Given data:

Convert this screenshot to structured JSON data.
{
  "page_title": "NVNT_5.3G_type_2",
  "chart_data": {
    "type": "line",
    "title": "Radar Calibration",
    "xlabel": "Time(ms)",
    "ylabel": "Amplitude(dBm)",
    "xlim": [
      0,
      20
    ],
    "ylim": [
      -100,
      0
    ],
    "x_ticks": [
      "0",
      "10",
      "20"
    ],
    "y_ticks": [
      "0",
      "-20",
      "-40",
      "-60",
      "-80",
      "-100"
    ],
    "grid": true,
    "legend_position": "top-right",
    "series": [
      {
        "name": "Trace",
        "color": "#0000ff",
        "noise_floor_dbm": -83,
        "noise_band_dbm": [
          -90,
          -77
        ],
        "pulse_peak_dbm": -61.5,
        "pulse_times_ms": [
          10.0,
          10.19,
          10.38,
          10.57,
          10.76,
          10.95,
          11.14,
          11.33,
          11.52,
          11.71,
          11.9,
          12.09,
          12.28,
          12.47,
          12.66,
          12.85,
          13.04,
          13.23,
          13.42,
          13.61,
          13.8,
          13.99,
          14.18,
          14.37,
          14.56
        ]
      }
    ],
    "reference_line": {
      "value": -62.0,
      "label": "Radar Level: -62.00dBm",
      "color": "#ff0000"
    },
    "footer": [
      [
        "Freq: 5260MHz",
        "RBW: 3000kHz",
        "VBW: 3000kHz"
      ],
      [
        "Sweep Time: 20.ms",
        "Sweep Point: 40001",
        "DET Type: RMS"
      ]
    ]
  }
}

Aim: Copy the material above back out, exactly as written.

Problem solution:
Convert this screenshot to structured JSON data.
{
  "page_title": "NVNT_5.3G_type_2",
  "chart_data": {
    "type": "line",
    "title": "Radar Calibration",
    "xlabel": "Time(ms)",
    "ylabel": "Amplitude(dBm)",
    "xlim": [
      0,
      20
    ],
    "ylim": [
      -100,
      0
    ],
    "x_ticks": [
      "0",
      "10",
      "20"
    ],
    "y_ticks": [
      "0",
      "-20",
      "-40",
      "-60",
      "-80",
      "-100"
    ],
    "grid": true,
    "legend_position": "top-right",
    "series": [
      {
        "name": "Trace",
        "color": "#0000ff",
        "noise_floor_dbm": -83,
        "noise_band_dbm": [
          -90,
          -77
        ],
        "pulse_peak_dbm": -61.5,
        "pulse_times_ms": [
          10.0,
          10.19,
          10.38,
          10.57,
          10.76,
          10.95,
          11.14,
          11.33,
          11.52,
          11.71,
          11.9,
          12.09,
          12.28,
          12.47,
          12.66,
          12.85,
          13.04,
          13.23,
          13.42,
          13.61,
          13.8,
          13.99,
          14.18,
          14.37,
          14.56
        ]
      }
    ],
    "reference_line": {
      "value": -62.0,
      "label": "Radar Level: -62.00dBm",
      "color": "#ff0000"
    },
    "footer": [
      [
        "Freq: 5260MHz",
        "RBW: 3000kHz",
        "VBW: 3000kHz"
      ],
      [
        "Sweep Time: 20.ms",
        "Sweep Point: 40001",
        "DET Type: RMS"
      ]
    ]
  }
}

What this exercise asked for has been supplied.